- Aim of the exercise -
How many lines of the entries below include the word "blank"? Answer with the number alone.

- Dataset excerpts -
========================

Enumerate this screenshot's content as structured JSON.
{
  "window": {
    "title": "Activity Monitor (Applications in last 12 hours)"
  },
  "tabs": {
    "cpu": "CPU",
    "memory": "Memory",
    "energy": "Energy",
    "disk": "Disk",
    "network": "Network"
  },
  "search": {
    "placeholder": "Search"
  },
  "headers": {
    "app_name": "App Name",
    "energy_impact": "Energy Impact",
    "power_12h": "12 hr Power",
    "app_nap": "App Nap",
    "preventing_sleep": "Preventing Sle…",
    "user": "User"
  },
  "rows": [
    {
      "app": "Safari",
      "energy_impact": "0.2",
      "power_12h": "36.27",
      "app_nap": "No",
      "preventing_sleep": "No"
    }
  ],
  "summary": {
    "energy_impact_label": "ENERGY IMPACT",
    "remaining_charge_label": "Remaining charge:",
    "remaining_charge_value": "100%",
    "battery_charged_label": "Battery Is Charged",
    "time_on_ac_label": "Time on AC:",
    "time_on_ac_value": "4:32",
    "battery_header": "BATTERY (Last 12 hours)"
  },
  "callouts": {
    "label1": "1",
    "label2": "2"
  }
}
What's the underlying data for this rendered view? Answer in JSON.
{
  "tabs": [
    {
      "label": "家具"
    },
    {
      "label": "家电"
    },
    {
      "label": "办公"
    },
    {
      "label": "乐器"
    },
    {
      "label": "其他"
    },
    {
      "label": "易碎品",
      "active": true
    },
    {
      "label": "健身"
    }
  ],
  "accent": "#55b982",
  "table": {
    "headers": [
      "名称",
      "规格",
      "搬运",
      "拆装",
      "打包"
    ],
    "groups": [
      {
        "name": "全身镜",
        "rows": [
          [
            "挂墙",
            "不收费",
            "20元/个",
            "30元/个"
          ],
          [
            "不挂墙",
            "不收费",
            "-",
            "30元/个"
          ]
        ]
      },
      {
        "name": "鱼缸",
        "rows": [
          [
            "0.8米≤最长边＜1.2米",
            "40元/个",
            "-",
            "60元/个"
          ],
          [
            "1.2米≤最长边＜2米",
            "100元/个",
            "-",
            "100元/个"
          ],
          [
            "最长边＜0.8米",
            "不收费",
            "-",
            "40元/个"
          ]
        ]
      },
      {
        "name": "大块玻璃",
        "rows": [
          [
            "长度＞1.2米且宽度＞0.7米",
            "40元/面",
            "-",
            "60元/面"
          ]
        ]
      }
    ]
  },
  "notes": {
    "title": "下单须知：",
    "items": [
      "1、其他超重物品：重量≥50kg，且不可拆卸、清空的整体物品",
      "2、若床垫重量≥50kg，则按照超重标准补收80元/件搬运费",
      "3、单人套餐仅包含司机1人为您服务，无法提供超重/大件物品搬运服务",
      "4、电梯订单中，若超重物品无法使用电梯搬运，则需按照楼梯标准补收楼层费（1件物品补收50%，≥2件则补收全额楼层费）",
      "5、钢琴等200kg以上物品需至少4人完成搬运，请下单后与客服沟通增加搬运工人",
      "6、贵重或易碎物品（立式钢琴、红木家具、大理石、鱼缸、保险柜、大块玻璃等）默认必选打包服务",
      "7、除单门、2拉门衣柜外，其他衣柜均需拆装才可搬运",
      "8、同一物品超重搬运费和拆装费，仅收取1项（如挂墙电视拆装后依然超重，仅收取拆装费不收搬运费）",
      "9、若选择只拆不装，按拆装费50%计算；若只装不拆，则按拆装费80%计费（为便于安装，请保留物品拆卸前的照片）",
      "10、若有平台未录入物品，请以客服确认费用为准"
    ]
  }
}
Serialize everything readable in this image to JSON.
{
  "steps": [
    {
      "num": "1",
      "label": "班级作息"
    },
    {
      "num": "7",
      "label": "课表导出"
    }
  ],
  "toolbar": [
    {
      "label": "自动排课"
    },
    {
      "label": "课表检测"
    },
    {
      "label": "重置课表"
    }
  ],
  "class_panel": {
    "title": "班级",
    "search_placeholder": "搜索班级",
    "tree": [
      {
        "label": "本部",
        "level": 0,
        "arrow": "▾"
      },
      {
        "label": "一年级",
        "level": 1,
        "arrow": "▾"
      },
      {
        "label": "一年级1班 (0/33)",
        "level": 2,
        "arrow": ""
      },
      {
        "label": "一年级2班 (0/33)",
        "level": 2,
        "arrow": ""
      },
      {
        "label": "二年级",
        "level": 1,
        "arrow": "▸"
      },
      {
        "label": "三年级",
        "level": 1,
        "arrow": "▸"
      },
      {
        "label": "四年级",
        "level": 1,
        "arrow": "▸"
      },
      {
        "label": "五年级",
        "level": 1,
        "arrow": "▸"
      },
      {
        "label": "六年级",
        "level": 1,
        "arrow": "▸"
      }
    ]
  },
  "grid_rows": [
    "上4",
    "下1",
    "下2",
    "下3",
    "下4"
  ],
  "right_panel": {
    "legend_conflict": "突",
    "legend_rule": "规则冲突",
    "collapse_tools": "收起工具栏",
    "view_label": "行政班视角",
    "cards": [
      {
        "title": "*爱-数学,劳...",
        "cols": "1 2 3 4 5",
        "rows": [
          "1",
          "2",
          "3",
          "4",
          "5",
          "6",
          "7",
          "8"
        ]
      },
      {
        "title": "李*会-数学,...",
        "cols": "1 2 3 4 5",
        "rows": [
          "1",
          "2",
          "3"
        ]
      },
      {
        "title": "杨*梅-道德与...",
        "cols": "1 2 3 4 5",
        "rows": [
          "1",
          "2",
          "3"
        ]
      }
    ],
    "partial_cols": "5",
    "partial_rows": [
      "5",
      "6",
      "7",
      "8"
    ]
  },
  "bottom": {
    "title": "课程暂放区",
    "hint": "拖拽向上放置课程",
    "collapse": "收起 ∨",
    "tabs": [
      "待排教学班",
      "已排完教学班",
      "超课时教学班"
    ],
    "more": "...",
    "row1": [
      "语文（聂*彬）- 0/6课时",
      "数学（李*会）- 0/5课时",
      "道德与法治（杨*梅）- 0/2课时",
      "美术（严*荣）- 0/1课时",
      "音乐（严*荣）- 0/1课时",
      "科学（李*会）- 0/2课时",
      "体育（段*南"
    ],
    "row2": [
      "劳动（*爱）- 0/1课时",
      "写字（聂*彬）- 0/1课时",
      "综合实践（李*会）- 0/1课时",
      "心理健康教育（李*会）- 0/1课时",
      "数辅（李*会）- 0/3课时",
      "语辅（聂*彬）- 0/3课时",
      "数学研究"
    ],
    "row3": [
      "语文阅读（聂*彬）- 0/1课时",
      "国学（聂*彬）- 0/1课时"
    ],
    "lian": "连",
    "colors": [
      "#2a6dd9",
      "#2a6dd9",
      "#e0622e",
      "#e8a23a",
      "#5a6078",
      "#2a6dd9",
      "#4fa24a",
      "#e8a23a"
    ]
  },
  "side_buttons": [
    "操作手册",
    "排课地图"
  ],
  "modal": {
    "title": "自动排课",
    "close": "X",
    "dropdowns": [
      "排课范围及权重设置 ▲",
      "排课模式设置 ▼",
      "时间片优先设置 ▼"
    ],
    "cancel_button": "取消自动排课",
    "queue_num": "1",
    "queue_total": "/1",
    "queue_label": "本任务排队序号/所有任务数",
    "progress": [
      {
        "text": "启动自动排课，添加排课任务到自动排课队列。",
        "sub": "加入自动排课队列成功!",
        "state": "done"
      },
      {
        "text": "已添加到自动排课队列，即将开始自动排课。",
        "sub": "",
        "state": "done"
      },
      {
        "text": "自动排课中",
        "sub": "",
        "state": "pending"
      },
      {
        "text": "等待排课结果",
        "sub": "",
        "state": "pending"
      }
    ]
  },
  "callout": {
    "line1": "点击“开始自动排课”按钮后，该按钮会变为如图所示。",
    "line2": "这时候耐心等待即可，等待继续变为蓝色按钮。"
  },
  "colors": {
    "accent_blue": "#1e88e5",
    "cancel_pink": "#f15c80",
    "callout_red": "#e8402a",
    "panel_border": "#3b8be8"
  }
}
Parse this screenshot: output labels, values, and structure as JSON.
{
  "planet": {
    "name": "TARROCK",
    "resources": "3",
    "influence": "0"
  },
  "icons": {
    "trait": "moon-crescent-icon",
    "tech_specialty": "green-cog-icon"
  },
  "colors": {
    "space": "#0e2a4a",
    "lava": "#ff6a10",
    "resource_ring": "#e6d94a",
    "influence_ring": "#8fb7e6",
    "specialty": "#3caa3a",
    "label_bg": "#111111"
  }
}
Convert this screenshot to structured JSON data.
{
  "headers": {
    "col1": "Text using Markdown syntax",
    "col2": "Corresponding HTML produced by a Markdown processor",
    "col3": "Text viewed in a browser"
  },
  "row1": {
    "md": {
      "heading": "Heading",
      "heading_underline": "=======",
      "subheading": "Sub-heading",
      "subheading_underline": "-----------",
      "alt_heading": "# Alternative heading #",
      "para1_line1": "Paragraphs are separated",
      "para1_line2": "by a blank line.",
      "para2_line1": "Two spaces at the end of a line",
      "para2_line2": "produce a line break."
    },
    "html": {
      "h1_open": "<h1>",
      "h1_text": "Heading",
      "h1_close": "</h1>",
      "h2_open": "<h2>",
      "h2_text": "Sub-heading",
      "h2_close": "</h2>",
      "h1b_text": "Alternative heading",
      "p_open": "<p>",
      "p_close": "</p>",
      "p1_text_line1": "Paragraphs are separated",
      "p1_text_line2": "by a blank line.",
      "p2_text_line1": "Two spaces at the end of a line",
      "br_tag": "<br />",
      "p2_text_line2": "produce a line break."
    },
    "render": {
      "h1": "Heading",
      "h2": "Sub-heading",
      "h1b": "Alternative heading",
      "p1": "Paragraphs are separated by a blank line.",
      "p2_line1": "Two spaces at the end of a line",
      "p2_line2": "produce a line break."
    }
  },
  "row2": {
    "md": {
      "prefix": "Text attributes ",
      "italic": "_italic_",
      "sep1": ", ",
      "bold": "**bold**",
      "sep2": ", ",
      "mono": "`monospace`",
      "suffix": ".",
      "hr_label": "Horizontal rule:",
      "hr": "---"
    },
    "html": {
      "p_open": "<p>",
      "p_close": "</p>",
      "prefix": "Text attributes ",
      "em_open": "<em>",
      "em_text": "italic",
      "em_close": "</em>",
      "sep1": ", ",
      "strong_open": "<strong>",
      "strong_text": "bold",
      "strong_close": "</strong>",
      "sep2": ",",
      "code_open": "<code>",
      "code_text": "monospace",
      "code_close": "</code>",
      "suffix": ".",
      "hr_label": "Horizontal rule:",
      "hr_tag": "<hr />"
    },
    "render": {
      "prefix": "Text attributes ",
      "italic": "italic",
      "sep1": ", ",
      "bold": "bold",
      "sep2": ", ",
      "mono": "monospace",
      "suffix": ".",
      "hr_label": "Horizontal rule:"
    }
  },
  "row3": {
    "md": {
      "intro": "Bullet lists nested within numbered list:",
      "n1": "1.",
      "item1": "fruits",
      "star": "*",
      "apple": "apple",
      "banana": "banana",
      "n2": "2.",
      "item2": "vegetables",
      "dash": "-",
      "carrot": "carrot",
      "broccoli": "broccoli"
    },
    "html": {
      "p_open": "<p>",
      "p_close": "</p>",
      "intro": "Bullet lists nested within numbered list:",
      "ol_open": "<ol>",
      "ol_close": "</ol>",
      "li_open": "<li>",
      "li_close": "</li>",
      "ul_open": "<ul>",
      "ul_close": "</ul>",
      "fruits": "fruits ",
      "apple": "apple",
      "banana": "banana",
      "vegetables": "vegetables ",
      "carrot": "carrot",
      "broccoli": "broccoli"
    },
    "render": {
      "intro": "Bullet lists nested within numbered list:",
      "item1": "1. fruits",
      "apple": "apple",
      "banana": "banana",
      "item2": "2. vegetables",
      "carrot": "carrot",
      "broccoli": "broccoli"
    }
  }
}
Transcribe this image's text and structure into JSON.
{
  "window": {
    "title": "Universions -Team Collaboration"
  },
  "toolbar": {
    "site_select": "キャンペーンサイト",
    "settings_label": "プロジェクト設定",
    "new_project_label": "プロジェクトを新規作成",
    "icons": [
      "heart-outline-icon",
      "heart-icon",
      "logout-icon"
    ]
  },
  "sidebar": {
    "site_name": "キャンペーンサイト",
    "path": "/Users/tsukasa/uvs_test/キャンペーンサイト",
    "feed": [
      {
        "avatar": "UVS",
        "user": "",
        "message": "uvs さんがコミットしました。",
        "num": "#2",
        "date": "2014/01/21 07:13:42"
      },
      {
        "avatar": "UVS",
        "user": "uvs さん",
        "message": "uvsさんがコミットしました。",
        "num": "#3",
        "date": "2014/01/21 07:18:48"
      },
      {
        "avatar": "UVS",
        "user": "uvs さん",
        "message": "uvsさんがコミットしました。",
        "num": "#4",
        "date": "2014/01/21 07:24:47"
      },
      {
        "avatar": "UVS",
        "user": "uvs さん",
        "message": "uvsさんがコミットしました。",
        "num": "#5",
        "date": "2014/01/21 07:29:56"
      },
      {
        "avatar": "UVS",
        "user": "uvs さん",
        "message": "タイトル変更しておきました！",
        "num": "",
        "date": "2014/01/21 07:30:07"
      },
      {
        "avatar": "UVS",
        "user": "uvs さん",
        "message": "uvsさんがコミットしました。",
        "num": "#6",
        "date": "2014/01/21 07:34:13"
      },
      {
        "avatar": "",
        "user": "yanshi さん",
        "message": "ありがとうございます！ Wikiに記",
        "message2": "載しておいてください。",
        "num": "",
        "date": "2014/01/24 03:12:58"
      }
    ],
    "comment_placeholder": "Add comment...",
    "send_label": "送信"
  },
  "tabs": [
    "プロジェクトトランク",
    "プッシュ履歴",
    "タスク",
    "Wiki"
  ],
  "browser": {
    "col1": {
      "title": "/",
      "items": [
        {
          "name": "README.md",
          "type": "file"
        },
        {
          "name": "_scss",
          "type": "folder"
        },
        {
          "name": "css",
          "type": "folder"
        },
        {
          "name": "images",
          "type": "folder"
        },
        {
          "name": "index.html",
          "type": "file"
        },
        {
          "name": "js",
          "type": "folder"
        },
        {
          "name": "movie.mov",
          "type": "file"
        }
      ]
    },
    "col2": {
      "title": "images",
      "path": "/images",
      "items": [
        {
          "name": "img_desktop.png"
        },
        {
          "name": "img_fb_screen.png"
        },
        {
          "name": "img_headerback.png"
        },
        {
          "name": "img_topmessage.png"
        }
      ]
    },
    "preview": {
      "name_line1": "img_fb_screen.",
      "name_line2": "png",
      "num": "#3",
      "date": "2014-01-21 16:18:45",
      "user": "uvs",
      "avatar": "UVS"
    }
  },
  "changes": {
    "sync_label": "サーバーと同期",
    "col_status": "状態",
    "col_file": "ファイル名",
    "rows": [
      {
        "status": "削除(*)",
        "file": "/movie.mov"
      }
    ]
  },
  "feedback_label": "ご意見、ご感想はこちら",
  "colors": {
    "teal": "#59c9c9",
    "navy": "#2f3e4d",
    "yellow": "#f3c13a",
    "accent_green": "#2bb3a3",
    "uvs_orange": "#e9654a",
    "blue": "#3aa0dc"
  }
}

========================

- Task answer -
3